--- Begin Selection ---

Re: [PATCH RFC] vhost: basic device IOTLB support

Jason Wang <jasowang@xxxxxxxxxx> · Mon, 4 Jan 2016 14:08:15 +0800

On 12/31/2015 07:17 PM, Michael S. Tsirkin wrote:
> On Thu, Dec 31, 2015 at 03:13:45PM +0800, Jason Wang wrote:
>> This patch tries to implement an device IOTLB for vhost. This could be
>> used with for co-operation with userspace(qemu) implementation of
>> iommu for a secure DMA environment in guest.
>>
>> The idea is simple. When vhost meets an IOTLB miss, it will request
>> the assistance of userspace to do the translation, this is done
>> through:
>>
>> - Fill the translation request in a preset userspace address (This
>>   address is set through ioctl VHOST_SET_IOTLB_REQUEST_ENTRY).
>> - Notify userspace through eventfd (This eventfd was set through ioctl
>>   VHOST_SET_IOTLB_FD).
>>
>> When userspace finishes the translation, it will update the vhost
>> IOTLB through VHOST_UPDATE_IOTLB ioctl. Userspace is also in charge of
>> snooping the IOTLB invalidation of IOMMU IOTLB and use
>> VHOST_UPDATE_IOTLB to invalidate the possible entry in vhost.

--- End Selection ---
--- Begin Collected material ---

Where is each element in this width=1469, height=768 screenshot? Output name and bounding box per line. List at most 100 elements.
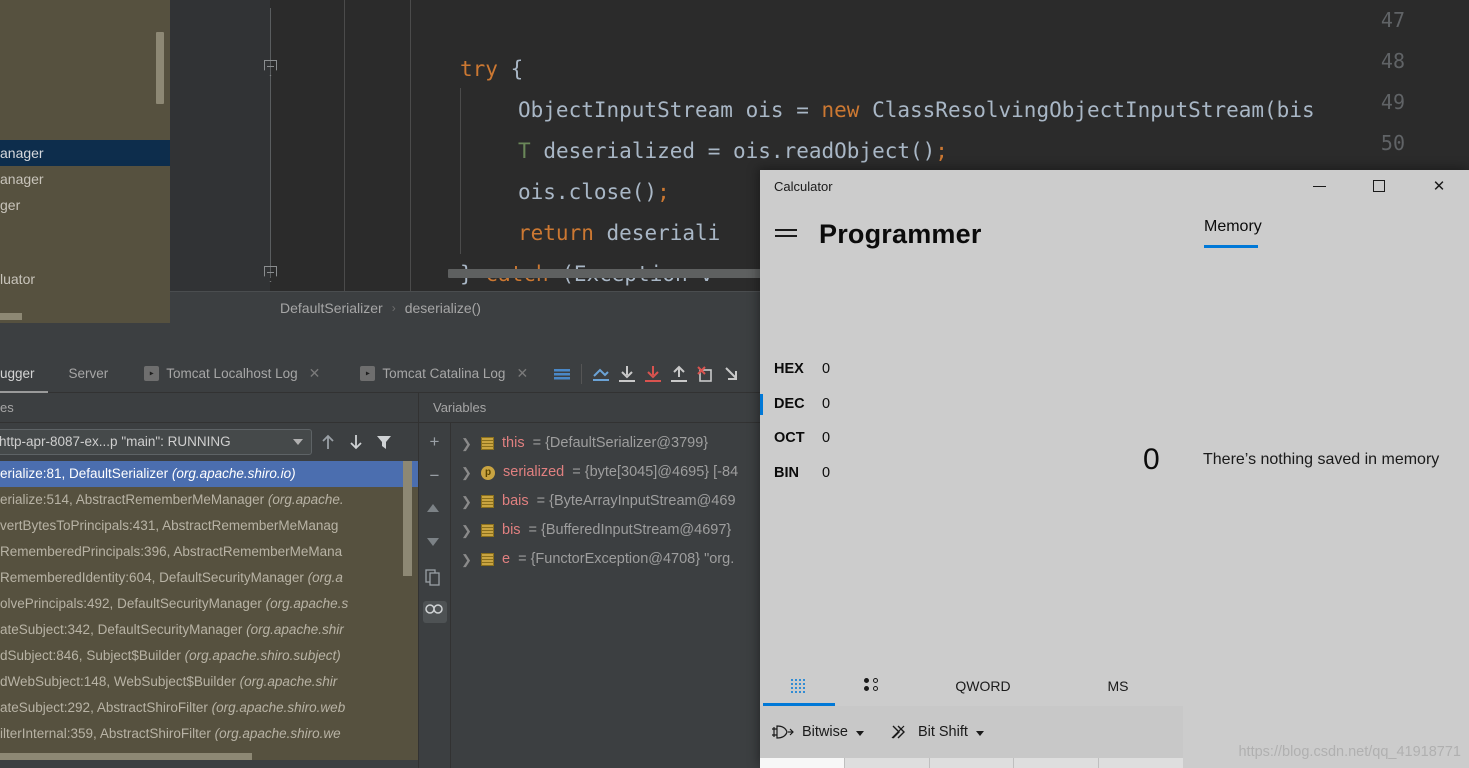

--- End Collected material ---

_Task prompt_
Extend the vhost device IOTLB patch discussion, beginning right after its last sentence, which ends "to invalidate the possible entry in vhost."

_Reply_
>>
>> For simplicity, IOTLB was implemented with a simple hash array. The
>> index were calculated from IOVA page frame number which can only works
>> at PAGE_SIZE level.
>>
>> An qemu implementation (for reference) is available at:
>> git@xxxxxxxxxx:jasowang/qemu.git iommu
>>
>> TODO & Known issues:
>>
>> - read/write permission validation was not implemented.
>> - no feature negotiation.
>> - VHOST_SET_MEM_TABLE is not reused (maybe there's a chance).
>> - working at PAGE_SIZE level, don't support large mappings.
>> - better data structure for IOTLB instead of simple hash array.
>> - better API, e.g using mmap() instead of preset userspace address.
>>
>> Signed-off-by: Jason Wang <jasowang@xxxxxxxxxx>
> Interesting. I'm working on a slightly different approach
> which is direct vt-d support in vhost.

I've considered this approach. May have advantages but the issues here
is vt-d emulation is even in-complete in qemu and I believe we don't
want to duplicate the code in both vhost-kernel and vhost-user?

> This one has the advantage of being more portable.

Right, the patch tries to be architecture independent.

>
>> ---
>>  drivers/vhost/net.c        |   2 +-
>>  drivers/vhost/vhost.c      | 190 ++++++++++++++++++++++++++++++++++++++++++++-
>>  drivers/vhost/vhost.h      |  13 ++++
>>  include/uapi/linux/vhost.h |  26 +++++++
>>  4 files changed, 229 insertions(+), 2 deletions(-)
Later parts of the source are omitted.